= Problem =
Below is a listing. Gather each line of it that contains "ylabel".

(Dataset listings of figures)
— BEGIN —
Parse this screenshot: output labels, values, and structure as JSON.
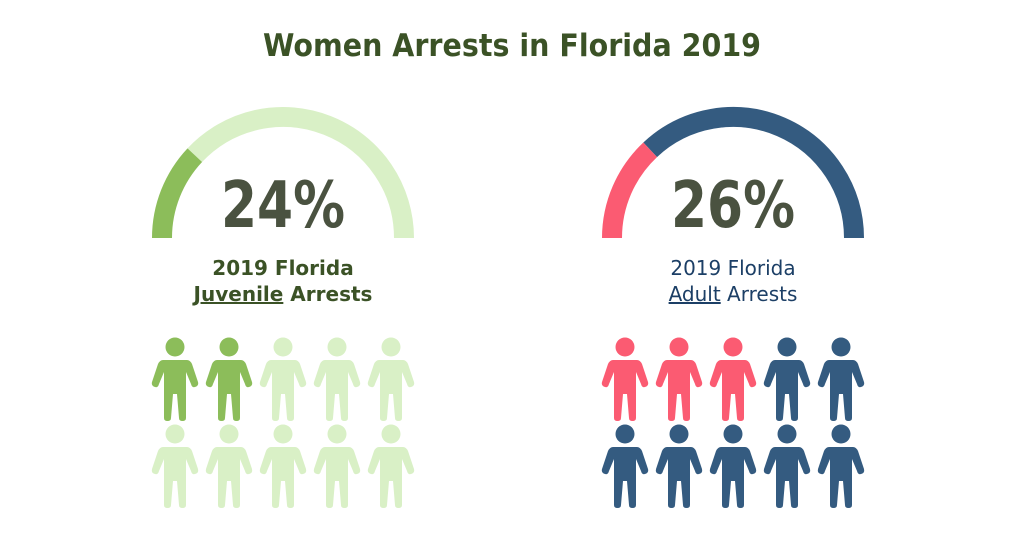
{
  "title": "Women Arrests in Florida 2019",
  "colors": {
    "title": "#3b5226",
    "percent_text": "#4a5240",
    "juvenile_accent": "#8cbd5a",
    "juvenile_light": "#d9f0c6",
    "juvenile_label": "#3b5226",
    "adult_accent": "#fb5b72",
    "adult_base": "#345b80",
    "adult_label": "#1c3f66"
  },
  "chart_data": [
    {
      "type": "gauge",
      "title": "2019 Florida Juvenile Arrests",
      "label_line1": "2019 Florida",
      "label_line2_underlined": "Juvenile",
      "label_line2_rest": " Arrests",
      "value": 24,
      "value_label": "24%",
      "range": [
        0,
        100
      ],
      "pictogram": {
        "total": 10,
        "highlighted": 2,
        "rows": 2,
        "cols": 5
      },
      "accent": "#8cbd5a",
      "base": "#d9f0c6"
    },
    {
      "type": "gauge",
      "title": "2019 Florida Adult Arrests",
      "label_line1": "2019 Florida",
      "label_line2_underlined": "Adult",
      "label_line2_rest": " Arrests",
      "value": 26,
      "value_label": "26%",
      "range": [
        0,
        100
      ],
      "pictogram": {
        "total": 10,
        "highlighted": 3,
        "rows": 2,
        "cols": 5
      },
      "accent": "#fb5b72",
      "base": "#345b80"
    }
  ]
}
— END —
— BEGIN —
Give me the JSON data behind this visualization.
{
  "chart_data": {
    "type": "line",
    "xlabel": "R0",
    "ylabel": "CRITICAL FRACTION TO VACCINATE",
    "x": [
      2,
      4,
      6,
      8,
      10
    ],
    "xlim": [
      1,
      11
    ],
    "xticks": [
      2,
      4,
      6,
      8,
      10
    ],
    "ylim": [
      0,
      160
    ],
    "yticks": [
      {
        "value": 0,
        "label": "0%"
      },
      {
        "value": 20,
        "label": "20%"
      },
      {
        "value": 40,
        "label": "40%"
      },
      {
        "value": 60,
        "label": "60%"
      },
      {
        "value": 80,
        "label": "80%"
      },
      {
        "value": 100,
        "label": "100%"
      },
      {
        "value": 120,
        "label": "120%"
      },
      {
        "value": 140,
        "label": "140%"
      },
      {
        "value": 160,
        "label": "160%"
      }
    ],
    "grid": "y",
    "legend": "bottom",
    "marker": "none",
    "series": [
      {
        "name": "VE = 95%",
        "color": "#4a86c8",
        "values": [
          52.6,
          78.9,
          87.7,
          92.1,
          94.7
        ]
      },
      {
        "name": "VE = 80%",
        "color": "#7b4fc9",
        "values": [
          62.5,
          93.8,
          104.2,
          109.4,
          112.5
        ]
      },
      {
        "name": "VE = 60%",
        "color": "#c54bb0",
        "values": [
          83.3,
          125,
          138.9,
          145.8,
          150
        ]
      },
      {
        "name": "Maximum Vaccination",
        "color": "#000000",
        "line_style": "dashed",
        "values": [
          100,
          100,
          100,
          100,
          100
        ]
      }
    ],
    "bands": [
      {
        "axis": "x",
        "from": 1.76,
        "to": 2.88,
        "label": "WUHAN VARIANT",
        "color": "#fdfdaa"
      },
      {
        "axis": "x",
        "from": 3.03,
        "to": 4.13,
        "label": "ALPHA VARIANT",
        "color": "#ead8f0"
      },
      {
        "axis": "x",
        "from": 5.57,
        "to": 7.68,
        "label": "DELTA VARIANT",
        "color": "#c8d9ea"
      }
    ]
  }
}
— END —
— BEGIN —
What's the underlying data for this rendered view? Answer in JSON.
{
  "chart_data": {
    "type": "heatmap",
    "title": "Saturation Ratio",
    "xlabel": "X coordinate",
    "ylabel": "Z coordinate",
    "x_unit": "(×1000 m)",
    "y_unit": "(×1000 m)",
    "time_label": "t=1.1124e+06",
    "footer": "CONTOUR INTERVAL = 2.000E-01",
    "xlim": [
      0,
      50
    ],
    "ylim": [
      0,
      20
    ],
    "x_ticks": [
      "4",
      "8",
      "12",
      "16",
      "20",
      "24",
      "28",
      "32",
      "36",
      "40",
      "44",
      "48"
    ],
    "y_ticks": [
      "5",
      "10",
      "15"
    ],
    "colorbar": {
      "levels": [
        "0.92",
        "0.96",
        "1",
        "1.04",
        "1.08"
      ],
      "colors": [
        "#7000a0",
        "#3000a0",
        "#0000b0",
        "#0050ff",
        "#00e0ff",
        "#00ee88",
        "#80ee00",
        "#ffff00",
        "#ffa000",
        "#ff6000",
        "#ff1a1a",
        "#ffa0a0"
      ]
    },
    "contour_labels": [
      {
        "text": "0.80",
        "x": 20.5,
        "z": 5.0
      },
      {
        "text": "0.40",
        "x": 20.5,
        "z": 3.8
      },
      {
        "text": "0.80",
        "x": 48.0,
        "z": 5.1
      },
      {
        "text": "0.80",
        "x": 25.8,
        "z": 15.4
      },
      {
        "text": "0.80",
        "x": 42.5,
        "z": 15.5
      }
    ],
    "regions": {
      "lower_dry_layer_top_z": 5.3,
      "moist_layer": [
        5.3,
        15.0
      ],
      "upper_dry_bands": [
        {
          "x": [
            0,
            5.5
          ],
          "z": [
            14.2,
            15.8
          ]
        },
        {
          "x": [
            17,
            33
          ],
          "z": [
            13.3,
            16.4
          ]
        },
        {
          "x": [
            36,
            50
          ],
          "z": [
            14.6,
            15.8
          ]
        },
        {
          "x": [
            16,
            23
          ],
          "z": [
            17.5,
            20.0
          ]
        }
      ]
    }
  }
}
— END —
= Task response =
    "ylabel": "CRITICAL FRACTION TO VACCINATE",
    "ylabel": "Z coordinate",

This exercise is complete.